- **TASK REQUIREMENTS**: Transcribe all the records exactly and omit any images they hold.

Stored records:
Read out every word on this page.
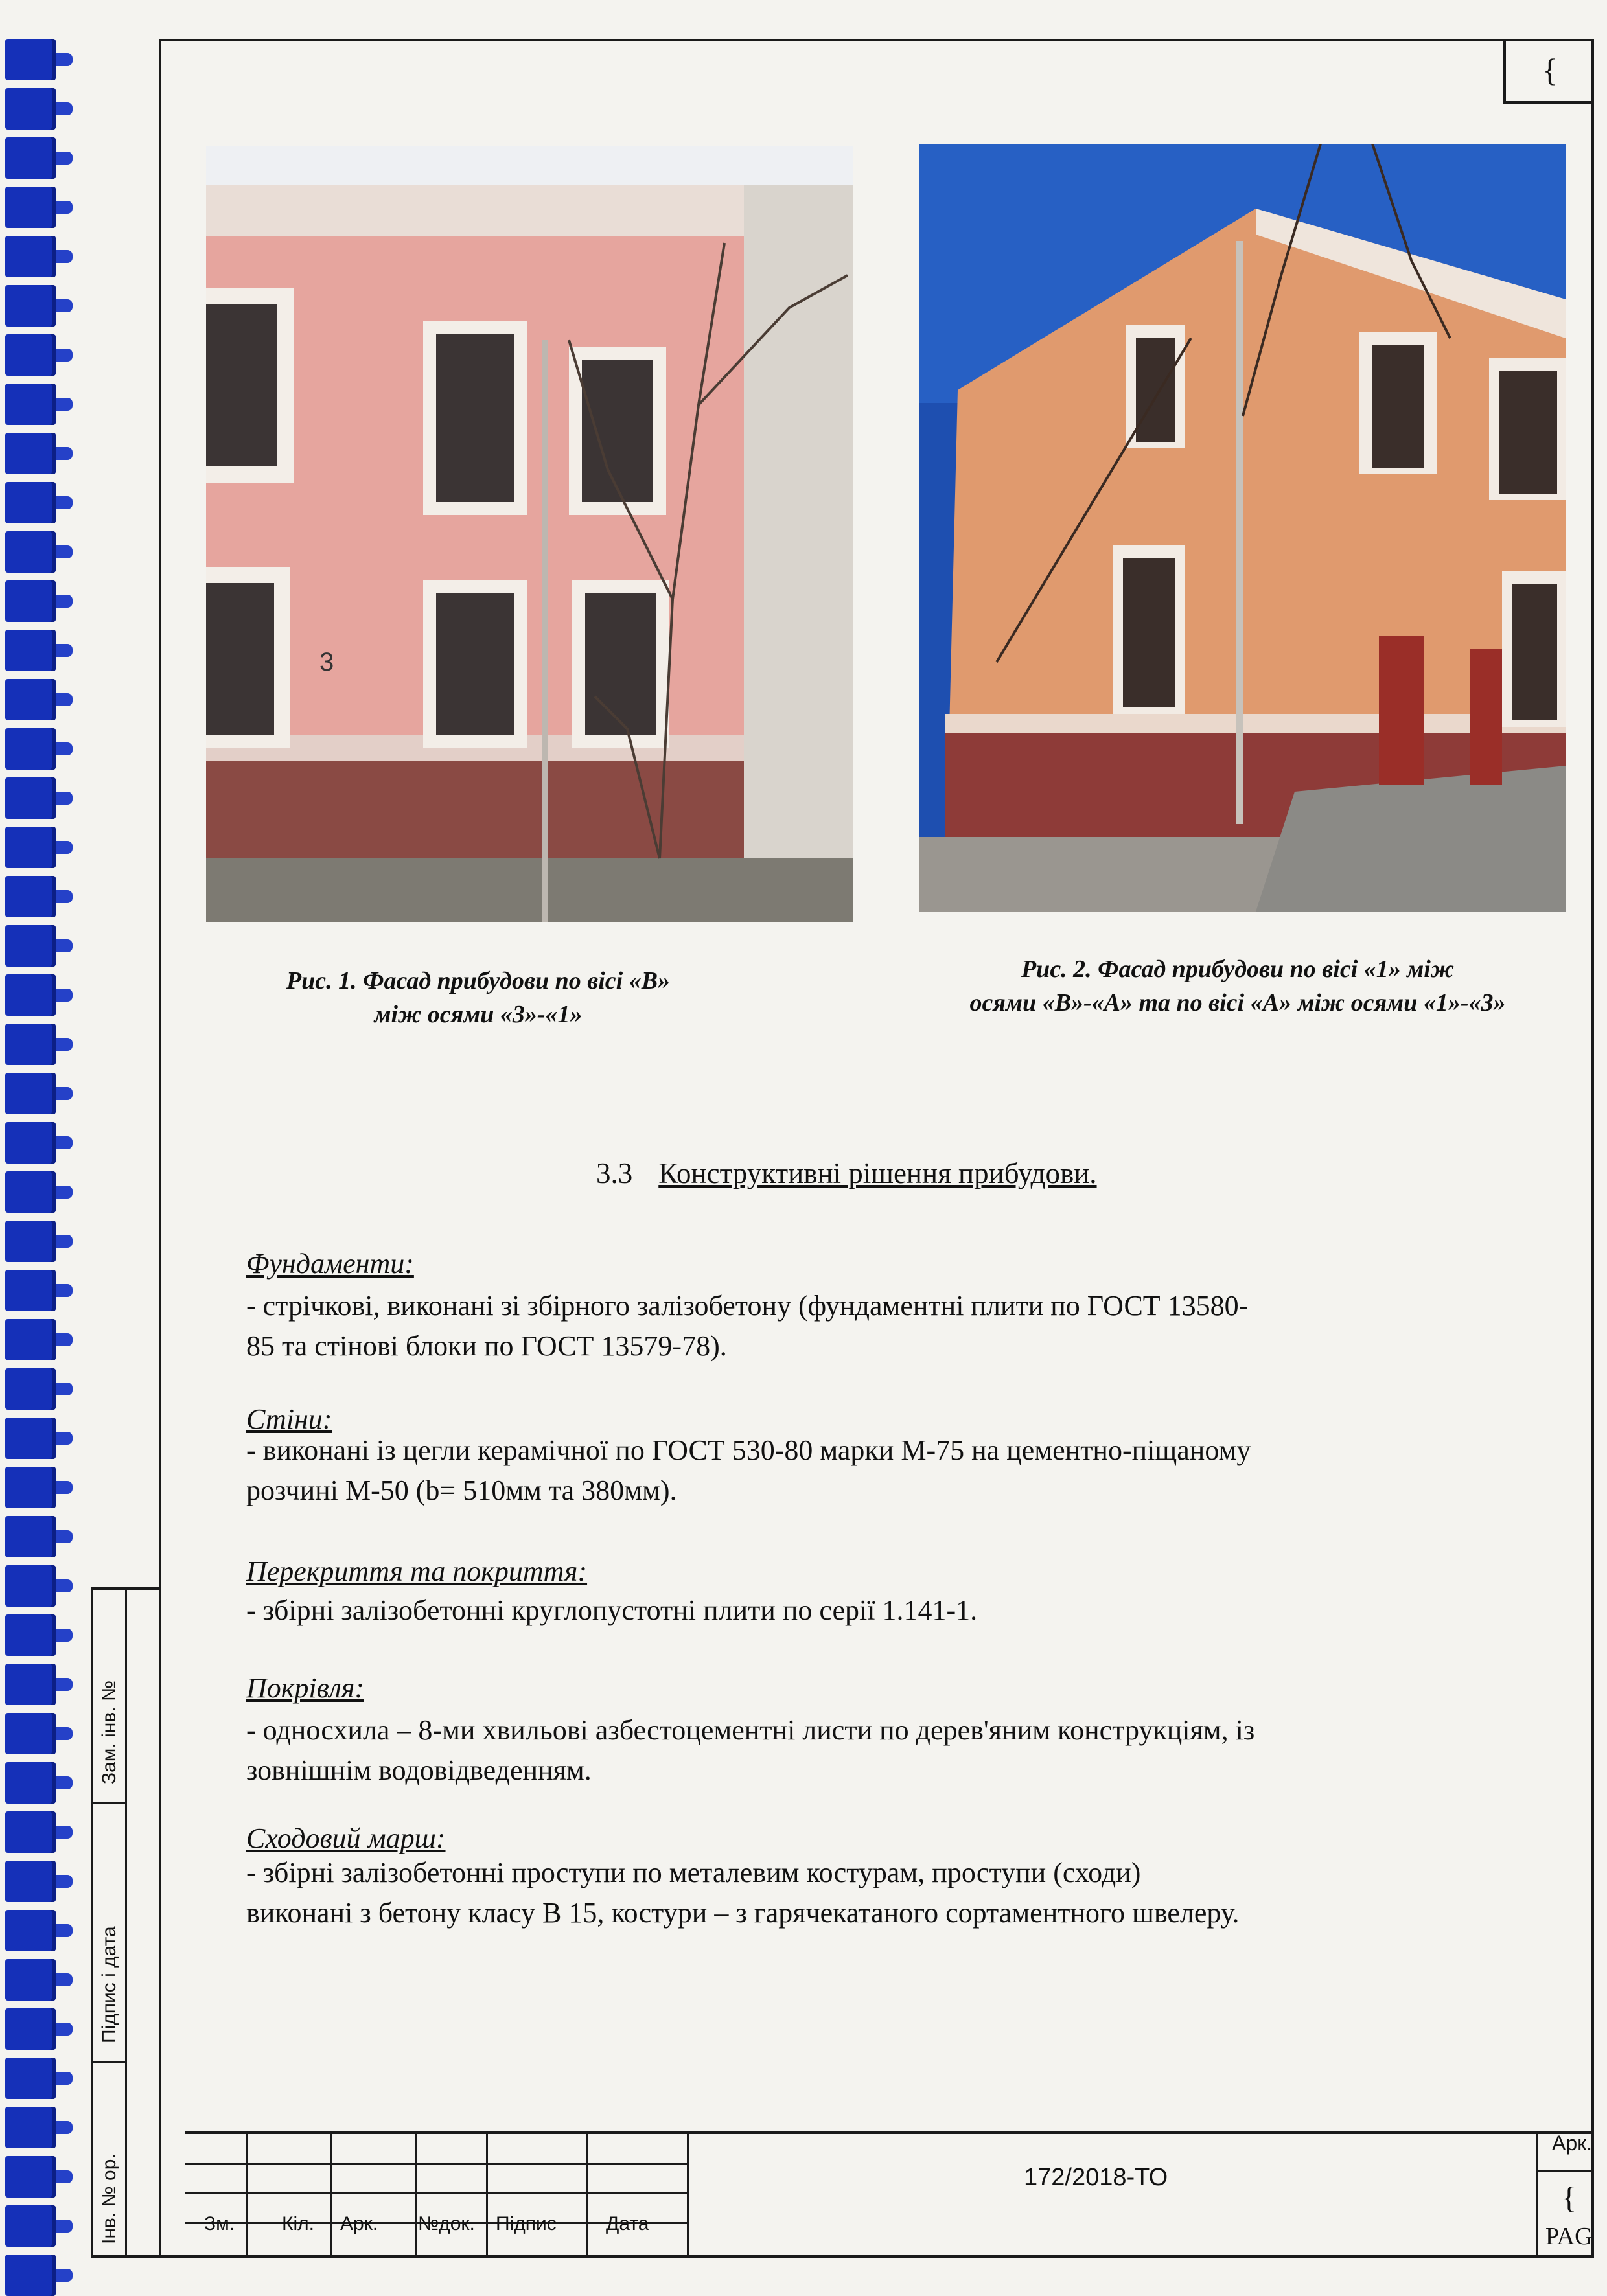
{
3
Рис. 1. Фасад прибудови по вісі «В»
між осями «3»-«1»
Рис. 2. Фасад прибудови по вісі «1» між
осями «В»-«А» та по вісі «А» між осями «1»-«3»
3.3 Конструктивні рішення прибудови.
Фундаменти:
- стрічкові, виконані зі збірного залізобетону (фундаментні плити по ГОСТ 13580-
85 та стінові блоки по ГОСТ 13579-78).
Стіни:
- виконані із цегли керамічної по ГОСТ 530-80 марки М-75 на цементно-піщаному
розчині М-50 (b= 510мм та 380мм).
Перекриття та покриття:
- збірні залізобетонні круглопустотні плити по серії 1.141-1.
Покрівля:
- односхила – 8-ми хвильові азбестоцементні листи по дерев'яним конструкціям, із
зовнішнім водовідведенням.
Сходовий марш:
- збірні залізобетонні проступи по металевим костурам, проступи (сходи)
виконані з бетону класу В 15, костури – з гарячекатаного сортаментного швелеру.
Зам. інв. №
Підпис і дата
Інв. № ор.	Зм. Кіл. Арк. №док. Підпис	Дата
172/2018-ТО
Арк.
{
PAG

- **EXERCISE OUTPUT**:
Read out every word on this page.
{
3
Рис. 1. Фасад прибудови по вісі «В»
між осями «3»-«1»
Рис. 2. Фасад прибудови по вісі «1» між
осями «В»-«А» та по вісі «А» між осями «1»-«3»
3.3 Конструктивні рішення прибудови.
Фундаменти:
- стрічкові, виконані зі збірного залізобетону (фундаментні плити по ГОСТ 13580-
85 та стінові блоки по ГОСТ 13579-78).
Стіни:
- виконані із цегли керамічної по ГОСТ 530-80 марки М-75 на цементно-піщаному
розчині М-50 (b= 510мм та 380мм).
Перекриття та покриття:
- збірні залізобетонні круглопустотні плити по серії 1.141-1.
Покрівля:
- односхила – 8-ми хвильові азбестоцементні листи по дерев'яним конструкціям, із
зовнішнім водовідведенням.
Сходовий марш:
- збірні залізобетонні проступи по металевим костурам, проступи (сходи)
виконані з бетону класу В 15, костури – з гарячекатаного сортаментного швелеру.
Зам. інв. №
Підпис і дата
Інв. № ор.	Зм. Кіл. Арк. №док. Підпис	Дата
172/2018-ТО
Арк.
{
PAG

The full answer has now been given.